* DATA SUPPLIED:

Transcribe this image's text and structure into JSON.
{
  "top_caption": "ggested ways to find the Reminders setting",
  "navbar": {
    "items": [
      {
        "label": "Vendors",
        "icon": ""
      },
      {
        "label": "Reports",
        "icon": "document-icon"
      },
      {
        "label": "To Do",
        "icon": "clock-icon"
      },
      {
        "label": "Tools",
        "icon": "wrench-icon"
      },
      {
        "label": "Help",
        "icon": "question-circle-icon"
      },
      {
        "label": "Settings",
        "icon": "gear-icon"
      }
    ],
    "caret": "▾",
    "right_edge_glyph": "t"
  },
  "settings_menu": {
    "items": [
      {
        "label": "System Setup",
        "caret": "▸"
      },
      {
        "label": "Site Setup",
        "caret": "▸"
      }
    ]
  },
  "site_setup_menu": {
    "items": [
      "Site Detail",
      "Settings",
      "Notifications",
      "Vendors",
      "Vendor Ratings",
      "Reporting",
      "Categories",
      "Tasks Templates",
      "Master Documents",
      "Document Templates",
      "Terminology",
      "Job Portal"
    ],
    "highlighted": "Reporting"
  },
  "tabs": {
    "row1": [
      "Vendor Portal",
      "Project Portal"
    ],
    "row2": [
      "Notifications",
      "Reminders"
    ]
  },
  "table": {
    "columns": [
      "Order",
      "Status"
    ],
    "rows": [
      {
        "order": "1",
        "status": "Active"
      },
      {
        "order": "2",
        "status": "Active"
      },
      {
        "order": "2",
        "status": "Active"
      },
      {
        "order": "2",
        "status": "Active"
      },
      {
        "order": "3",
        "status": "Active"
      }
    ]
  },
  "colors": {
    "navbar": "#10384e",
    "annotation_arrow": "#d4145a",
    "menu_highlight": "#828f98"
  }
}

* YOUR GOAL: Nothing should be left out: return all of the records exactly.

* SOLVED PROBLEM:
Transcribe this image's text and structure into JSON.
{
  "top_caption": "ggested ways to find the Reminders setting",
  "navbar": {
    "items": [
      {
        "label": "Vendors",
        "icon": ""
      },
      {
        "label": "Reports",
        "icon": "document-icon"
      },
      {
        "label": "To Do",
        "icon": "clock-icon"
      },
      {
        "label": "Tools",
        "icon": "wrench-icon"
      },
      {
        "label": "Help",
        "icon": "question-circle-icon"
      },
      {
        "label": "Settings",
        "icon": "gear-icon"
      }
    ],
    "caret": "▾",
    "right_edge_glyph": "t"
  },
  "settings_menu": {
    "items": [
      {
        "label": "System Setup",
        "caret": "▸"
      },
      {
        "label": "Site Setup",
        "caret": "▸"
      }
    ]
  },
  "site_setup_menu": {
    "items": [
      "Site Detail",
      "Settings",
      "Notifications",
      "Vendors",
      "Vendor Ratings",
      "Reporting",
      "Categories",
      "Tasks Templates",
      "Master Documents",
      "Document Templates",
      "Terminology",
      "Job Portal"
    ],
    "highlighted": "Reporting"
  },
  "tabs": {
    "row1": [
      "Vendor Portal",
      "Project Portal"
    ],
    "row2": [
      "Notifications",
      "Reminders"
    ]
  },
  "table": {
    "columns": [
      "Order",
      "Status"
    ],
    "rows": [
      {
        "order": "1",
        "status": "Active"
      },
      {
        "order": "2",
        "status": "Active"
      },
      {
        "order": "2",
        "status": "Active"
      },
      {
        "order": "2",
        "status": "Active"
      },
      {
        "order": "3",
        "status": "Active"
      }
    ]
  },
  "colors": {
    "navbar": "#10384e",
    "annotation_arrow": "#d4145a",
    "menu_highlight": "#828f98"
  }
}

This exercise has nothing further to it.